MATERIAL TO PROCESS ->
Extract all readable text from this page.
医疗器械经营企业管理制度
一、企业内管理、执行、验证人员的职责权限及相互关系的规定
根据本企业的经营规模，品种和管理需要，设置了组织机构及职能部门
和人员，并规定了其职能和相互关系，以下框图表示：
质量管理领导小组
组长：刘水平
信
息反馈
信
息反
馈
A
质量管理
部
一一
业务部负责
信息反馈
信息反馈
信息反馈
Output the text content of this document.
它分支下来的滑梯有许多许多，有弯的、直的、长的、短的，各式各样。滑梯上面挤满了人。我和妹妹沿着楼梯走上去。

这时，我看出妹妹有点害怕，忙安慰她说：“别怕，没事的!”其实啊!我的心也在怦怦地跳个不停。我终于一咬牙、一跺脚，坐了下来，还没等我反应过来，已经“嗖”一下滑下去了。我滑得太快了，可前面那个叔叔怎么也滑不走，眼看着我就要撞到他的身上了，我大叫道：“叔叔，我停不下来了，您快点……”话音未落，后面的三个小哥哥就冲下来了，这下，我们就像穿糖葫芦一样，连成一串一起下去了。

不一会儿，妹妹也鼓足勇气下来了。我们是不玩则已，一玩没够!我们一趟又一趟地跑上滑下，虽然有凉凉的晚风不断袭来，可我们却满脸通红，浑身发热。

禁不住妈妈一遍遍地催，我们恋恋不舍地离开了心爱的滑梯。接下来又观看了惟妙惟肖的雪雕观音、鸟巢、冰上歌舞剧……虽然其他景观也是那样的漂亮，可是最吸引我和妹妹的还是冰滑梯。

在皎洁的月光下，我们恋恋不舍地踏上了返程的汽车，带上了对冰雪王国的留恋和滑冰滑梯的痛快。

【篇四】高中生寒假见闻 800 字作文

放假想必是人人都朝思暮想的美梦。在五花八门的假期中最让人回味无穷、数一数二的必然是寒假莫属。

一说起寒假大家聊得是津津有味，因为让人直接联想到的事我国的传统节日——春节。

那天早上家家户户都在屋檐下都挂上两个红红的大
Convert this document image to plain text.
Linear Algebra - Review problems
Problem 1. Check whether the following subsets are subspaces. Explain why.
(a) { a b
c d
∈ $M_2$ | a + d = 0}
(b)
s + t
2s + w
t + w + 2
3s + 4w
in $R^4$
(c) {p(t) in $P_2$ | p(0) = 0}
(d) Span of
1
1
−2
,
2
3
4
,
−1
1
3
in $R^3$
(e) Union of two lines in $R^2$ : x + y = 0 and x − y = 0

TASK STATEMENT -> Pull out each line of the records holding the string "this".

SOLUTION BELOW ->
Extract all readable text from this page.
Output the text content of this document.
Convert this document image to plain text.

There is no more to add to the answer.